_PROBLEM STATEMENT:_ Copy all of the material exactly. Pictures are not to appear in the copy.

┄┄┄┄┄┄┄┄┄┄

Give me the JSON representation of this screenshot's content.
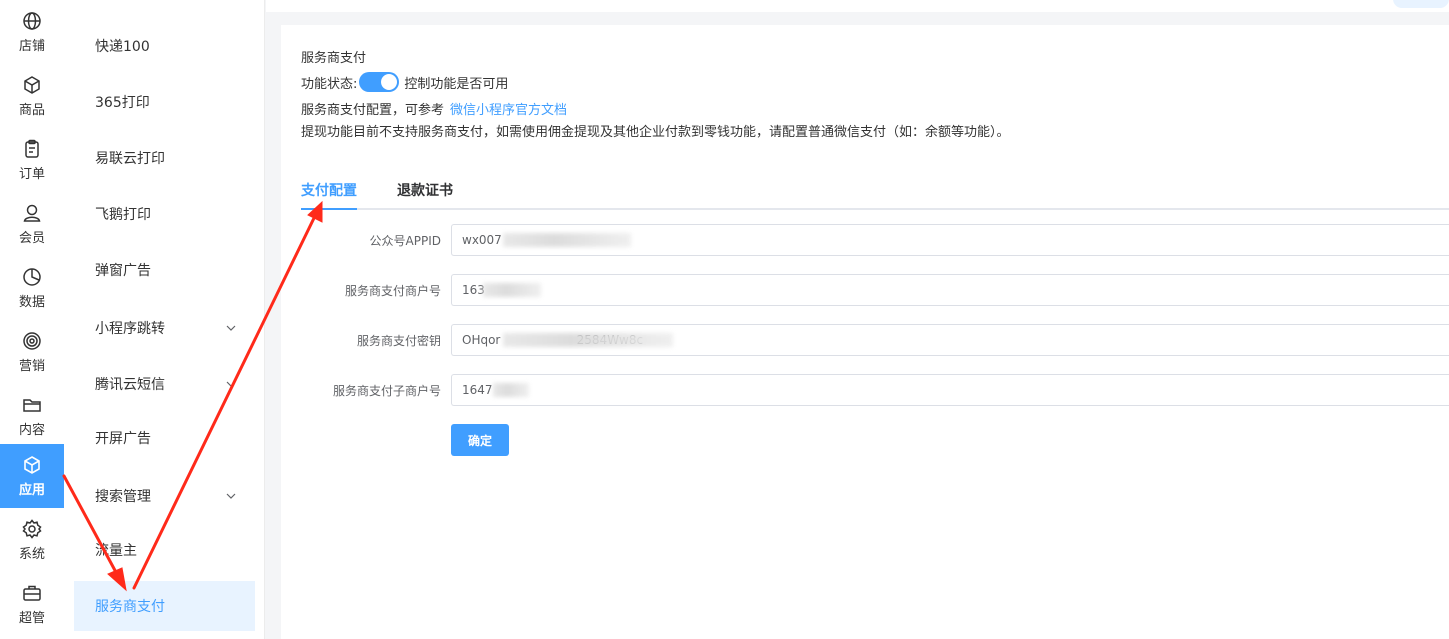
{
  "rail": {
    "items": [
      {
        "label": "店铺",
        "icon": "globe-icon"
      },
      {
        "label": "商品",
        "icon": "cube-icon"
      },
      {
        "label": "订单",
        "icon": "clipboard-icon"
      },
      {
        "label": "会员",
        "icon": "user-icon"
      },
      {
        "label": "数据",
        "icon": "pie-chart-icon"
      },
      {
        "label": "营销",
        "icon": "target-icon"
      },
      {
        "label": "内容",
        "icon": "folder-icon"
      },
      {
        "label": "应用",
        "icon": "app-cube-icon",
        "active": true
      },
      {
        "label": "系统",
        "icon": "gear-icon"
      },
      {
        "label": "超管",
        "icon": "briefcase-icon"
      }
    ]
  },
  "submenu": {
    "items": [
      {
        "label": "快递100"
      },
      {
        "label": "365打印"
      },
      {
        "label": "易联云打印"
      },
      {
        "label": "飞鹅打印"
      },
      {
        "label": "弹窗广告"
      },
      {
        "label": "小程序跳转",
        "expandable": true
      },
      {
        "label": "腾讯云短信",
        "expandable": true
      },
      {
        "label": "开屏广告"
      },
      {
        "label": "搜索管理",
        "expandable": true
      },
      {
        "label": "流量主"
      },
      {
        "label": "服务商支付",
        "active": true
      }
    ]
  },
  "page": {
    "title": "服务商支付",
    "status_label": "功能状态:",
    "status_desc": "控制功能是否可用",
    "ref_text": "服务商支付配置，可参考",
    "ref_link": "微信小程序官方文档",
    "note": "提现功能目前不支持服务商支付，如需使用佣金提现及其他企业付款到零钱功能，请配置普通微信支付（如：余额等功能）。"
  },
  "tabs": [
    {
      "label": "支付配置",
      "active": true
    },
    {
      "label": "退款证书"
    }
  ],
  "form": {
    "fields": [
      {
        "label": "公众号APPID",
        "value": "wx007"
      },
      {
        "label": "服务商支付商户号",
        "value": "163"
      },
      {
        "label": "服务商支付密钥",
        "value": "OHqor                    2584Ww8c"
      },
      {
        "label": "服务商支付子商户号",
        "value": "1647"
      }
    ],
    "submit_label": "确定"
  },
  "colors": {
    "primary": "#409eff",
    "active_bg": "#e8f3ff",
    "annotation": "#ff2a1a"
  }
}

┄┄┄┄┄┄┄┄┄┄

_EXERCISE ANSWER:_
Give me the JSON representation of this screenshot's content.
{
  "rail": {
    "items": [
      {
        "label": "店铺",
        "icon": "globe-icon"
      },
      {
        "label": "商品",
        "icon": "cube-icon"
      },
      {
        "label": "订单",
        "icon": "clipboard-icon"
      },
      {
        "label": "会员",
        "icon": "user-icon"
      },
      {
        "label": "数据",
        "icon": "pie-chart-icon"
      },
      {
        "label": "营销",
        "icon": "target-icon"
      },
      {
        "label": "内容",
        "icon": "folder-icon"
      },
      {
        "label": "应用",
        "icon": "app-cube-icon",
        "active": true
      },
      {
        "label": "系统",
        "icon": "gear-icon"
      },
      {
        "label": "超管",
        "icon": "briefcase-icon"
      }
    ]
  },
  "submenu": {
    "items": [
      {
        "label": "快递100"
      },
      {
        "label": "365打印"
      },
      {
        "label": "易联云打印"
      },
      {
        "label": "飞鹅打印"
      },
      {
        "label": "弹窗广告"
      },
      {
        "label": "小程序跳转",
        "expandable": true
      },
      {
        "label": "腾讯云短信",
        "expandable": true
      },
      {
        "label": "开屏广告"
      },
      {
        "label": "搜索管理",
        "expandable": true
      },
      {
        "label": "流量主"
      },
      {
        "label": "服务商支付",
        "active": true
      }
    ]
  },
  "page": {
    "title": "服务商支付",
    "status_label": "功能状态:",
    "status_desc": "控制功能是否可用",
    "ref_text": "服务商支付配置，可参考",
    "ref_link": "微信小程序官方文档",
    "note": "提现功能目前不支持服务商支付，如需使用佣金提现及其他企业付款到零钱功能，请配置普通微信支付（如：余额等功能）。"
  },
  "tabs": [
    {
      "label": "支付配置",
      "active": true
    },
    {
      "label": "退款证书"
    }
  ],
  "form": {
    "fields": [
      {
        "label": "公众号APPID",
        "value": "wx007"
      },
      {
        "label": "服务商支付商户号",
        "value": "163"
      },
      {
        "label": "服务商支付密钥",
        "value": "OHqor                    2584Ww8c"
      },
      {
        "label": "服务商支付子商户号",
        "value": "1647"
      }
    ],
    "submit_label": "确定"
  },
  "colors": {
    "primary": "#409eff",
    "active_bg": "#e8f3ff",
    "annotation": "#ff2a1a"
  }
}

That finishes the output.